● **Dataset items**:
** Start **

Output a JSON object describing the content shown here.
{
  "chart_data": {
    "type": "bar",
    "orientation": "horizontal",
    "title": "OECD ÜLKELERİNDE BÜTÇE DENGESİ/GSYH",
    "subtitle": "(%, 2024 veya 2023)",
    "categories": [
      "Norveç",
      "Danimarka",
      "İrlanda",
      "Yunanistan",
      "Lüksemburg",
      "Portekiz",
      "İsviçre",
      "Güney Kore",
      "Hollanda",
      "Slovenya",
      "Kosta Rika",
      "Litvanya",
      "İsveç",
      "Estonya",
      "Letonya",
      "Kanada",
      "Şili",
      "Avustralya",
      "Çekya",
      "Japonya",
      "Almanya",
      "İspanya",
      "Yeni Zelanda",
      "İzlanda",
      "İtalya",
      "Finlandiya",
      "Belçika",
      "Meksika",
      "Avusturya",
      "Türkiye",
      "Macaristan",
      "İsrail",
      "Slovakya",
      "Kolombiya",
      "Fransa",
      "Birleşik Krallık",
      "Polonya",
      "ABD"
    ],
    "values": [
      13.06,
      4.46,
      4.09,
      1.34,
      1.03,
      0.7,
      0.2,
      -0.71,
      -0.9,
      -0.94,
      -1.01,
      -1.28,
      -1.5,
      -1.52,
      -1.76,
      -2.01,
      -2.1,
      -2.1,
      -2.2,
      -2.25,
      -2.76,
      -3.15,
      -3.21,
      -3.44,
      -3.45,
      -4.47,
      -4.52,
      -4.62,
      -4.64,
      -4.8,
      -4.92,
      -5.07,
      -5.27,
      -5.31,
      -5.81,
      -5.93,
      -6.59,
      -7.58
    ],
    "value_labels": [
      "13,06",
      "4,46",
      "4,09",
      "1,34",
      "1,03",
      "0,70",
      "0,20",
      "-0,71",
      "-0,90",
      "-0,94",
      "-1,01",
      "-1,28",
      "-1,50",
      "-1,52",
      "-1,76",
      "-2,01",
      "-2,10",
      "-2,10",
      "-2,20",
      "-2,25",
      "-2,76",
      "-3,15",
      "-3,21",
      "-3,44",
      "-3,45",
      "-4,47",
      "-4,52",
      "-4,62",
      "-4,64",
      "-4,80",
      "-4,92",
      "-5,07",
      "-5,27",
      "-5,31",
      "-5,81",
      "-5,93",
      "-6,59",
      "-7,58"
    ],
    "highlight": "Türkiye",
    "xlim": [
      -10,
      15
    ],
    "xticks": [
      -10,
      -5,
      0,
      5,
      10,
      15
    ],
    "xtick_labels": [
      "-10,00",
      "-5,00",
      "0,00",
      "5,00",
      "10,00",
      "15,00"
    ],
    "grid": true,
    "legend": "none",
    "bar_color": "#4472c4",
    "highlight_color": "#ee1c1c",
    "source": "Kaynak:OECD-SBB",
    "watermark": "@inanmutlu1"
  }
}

** End **

● **Exercise details**: Transcribe the whole listing exactly.

● **Complete response**:
Output a JSON object describing the content shown here.
{
  "chart_data": {
    "type": "bar",
    "orientation": "horizontal",
    "title": "OECD ÜLKELERİNDE BÜTÇE DENGESİ/GSYH",
    "subtitle": "(%, 2024 veya 2023)",
    "categories": [
      "Norveç",
      "Danimarka",
      "İrlanda",
      "Yunanistan",
      "Lüksemburg",
      "Portekiz",
      "İsviçre",
      "Güney Kore",
      "Hollanda",
      "Slovenya",
      "Kosta Rika",
      "Litvanya",
      "İsveç",
      "Estonya",
      "Letonya",
      "Kanada",
      "Şili",
      "Avustralya",
      "Çekya",
      "Japonya",
      "Almanya",
      "İspanya",
      "Yeni Zelanda",
      "İzlanda",
      "İtalya",
      "Finlandiya",
      "Belçika",
      "Meksika",
      "Avusturya",
      "Türkiye",
      "Macaristan",
      "İsrail",
      "Slovakya",
      "Kolombiya",
      "Fransa",
      "Birleşik Krallık",
      "Polonya",
      "ABD"
    ],
    "values": [
      13.06,
      4.46,
      4.09,
      1.34,
      1.03,
      0.7,
      0.2,
      -0.71,
      -0.9,
      -0.94,
      -1.01,
      -1.28,
      -1.5,
      -1.52,
      -1.76,
      -2.01,
      -2.1,
      -2.1,
      -2.2,
      -2.25,
      -2.76,
      -3.15,
      -3.21,
      -3.44,
      -3.45,
      -4.47,
      -4.52,
      -4.62,
      -4.64,
      -4.8,
      -4.92,
      -5.07,
      -5.27,
      -5.31,
      -5.81,
      -5.93,
      -6.59,
      -7.58
    ],
    "value_labels": [
      "13,06",
      "4,46",
      "4,09",
      "1,34",
      "1,03",
      "0,70",
      "0,20",
      "-0,71",
      "-0,90",
      "-0,94",
      "-1,01",
      "-1,28",
      "-1,50",
      "-1,52",
      "-1,76",
      "-2,01",
      "-2,10",
      "-2,10",
      "-2,20",
      "-2,25",
      "-2,76",
      "-3,15",
      "-3,21",
      "-3,44",
      "-3,45",
      "-4,47",
      "-4,52",
      "-4,62",
      "-4,64",
      "-4,80",
      "-4,92",
      "-5,07",
      "-5,27",
      "-5,31",
      "-5,81",
      "-5,93",
      "-6,59",
      "-7,58"
    ],
    "highlight": "Türkiye",
    "xlim": [
      -10,
      15
    ],
    "xticks": [
      -10,
      -5,
      0,
      5,
      10,
      15
    ],
    "xtick_labels": [
      "-10,00",
      "-5,00",
      "0,00",
      "5,00",
      "10,00",
      "15,00"
    ],
    "grid": true,
    "legend": "none",
    "bar_color": "#4472c4",
    "highlight_color": "#ee1c1c",
    "source": "Kaynak:OECD-SBB",
    "watermark": "@inanmutlu1"
  }
}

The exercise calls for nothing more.